--- Record list ---
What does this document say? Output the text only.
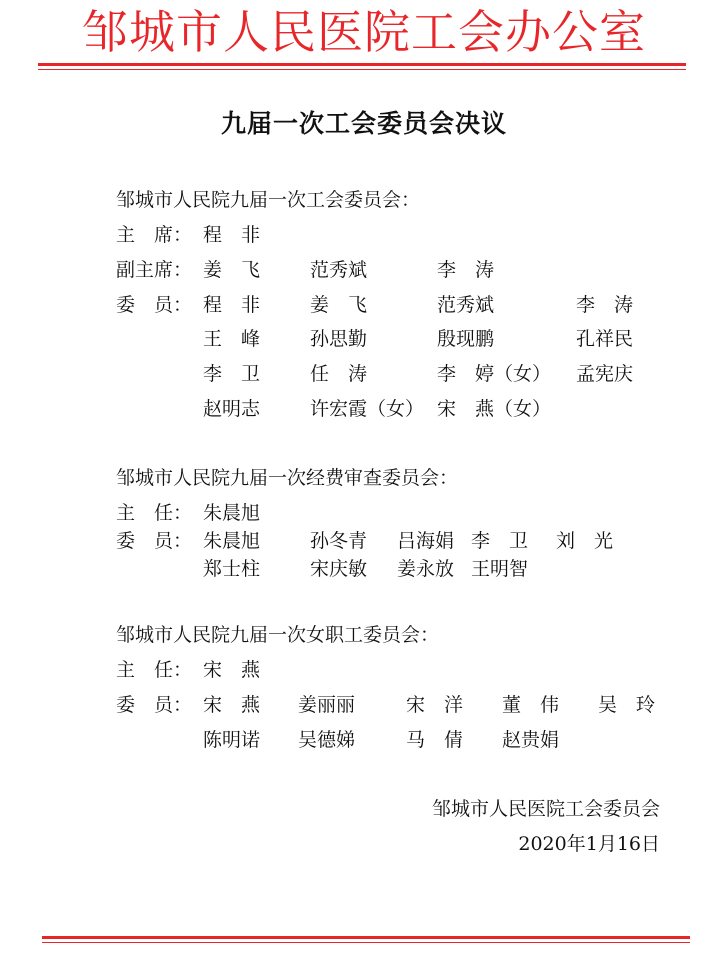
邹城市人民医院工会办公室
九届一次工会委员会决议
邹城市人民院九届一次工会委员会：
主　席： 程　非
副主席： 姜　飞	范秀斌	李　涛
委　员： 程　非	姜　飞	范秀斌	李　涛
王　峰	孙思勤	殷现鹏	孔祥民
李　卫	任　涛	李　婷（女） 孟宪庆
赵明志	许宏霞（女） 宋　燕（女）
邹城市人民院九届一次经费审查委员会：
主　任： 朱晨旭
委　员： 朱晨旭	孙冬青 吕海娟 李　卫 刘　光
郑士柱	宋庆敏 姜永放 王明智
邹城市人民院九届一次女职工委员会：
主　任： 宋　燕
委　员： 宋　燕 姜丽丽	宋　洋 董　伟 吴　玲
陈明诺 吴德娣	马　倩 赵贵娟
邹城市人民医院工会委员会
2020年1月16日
---
--- Record list ---
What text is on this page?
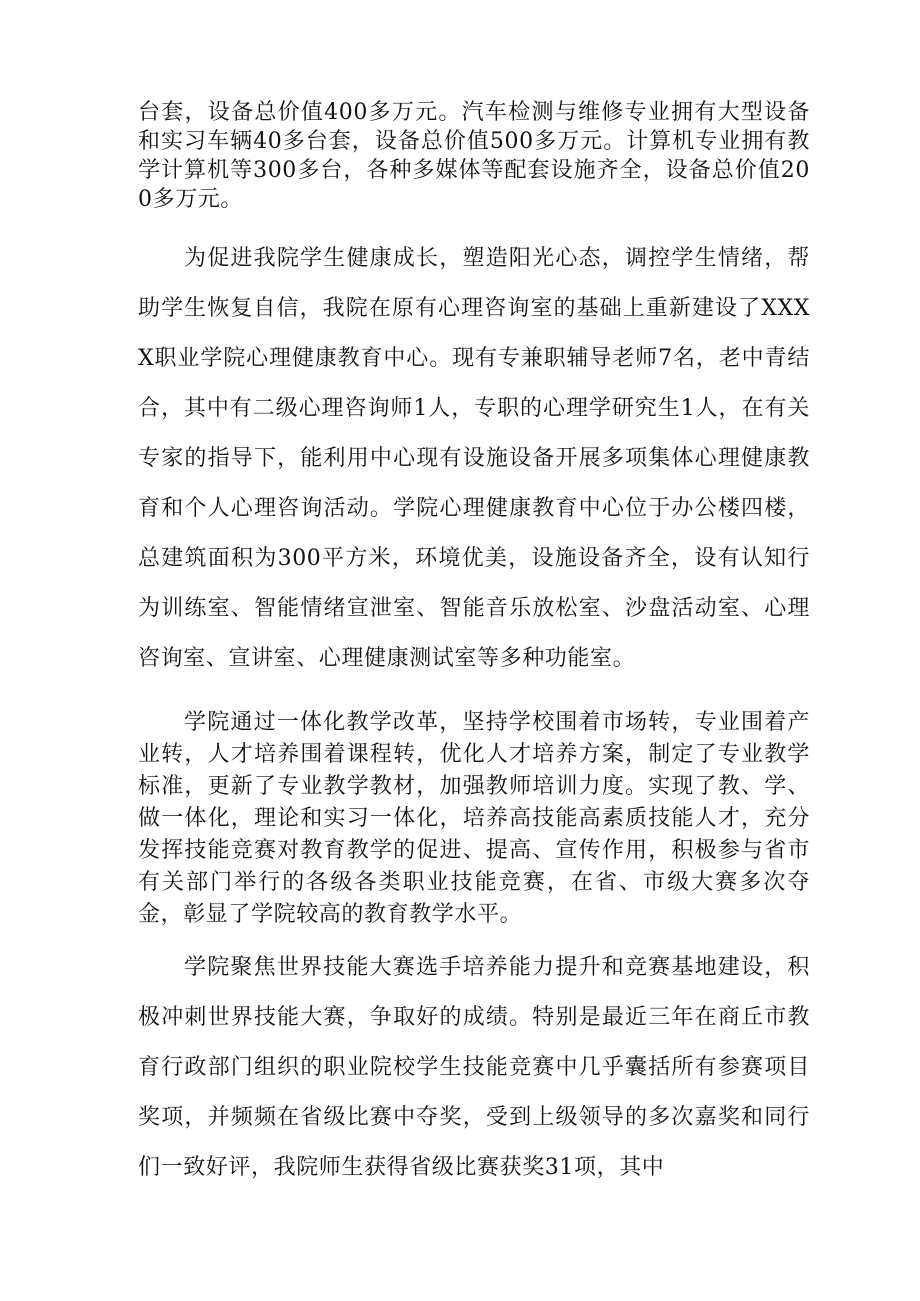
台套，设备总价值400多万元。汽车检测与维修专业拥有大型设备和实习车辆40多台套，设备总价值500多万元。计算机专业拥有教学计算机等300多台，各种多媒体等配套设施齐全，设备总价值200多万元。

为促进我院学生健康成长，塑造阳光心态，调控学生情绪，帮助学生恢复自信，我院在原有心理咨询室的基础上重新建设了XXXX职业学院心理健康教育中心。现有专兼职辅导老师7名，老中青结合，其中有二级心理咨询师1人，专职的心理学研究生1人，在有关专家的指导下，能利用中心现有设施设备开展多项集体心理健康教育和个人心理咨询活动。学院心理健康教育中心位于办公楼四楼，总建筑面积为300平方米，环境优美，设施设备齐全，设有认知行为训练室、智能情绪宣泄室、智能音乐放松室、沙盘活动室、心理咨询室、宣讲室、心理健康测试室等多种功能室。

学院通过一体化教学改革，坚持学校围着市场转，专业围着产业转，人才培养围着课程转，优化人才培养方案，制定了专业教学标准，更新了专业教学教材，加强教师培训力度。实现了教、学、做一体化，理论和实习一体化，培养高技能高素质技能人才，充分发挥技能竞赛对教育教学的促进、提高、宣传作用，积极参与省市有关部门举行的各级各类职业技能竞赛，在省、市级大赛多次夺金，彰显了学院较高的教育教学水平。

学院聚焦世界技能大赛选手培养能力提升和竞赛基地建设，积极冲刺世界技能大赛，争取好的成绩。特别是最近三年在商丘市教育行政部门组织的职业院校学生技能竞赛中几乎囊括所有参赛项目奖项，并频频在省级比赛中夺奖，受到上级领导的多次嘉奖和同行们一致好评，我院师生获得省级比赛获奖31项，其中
---
Say how many lines of the listing above contain "this", with no other words.

2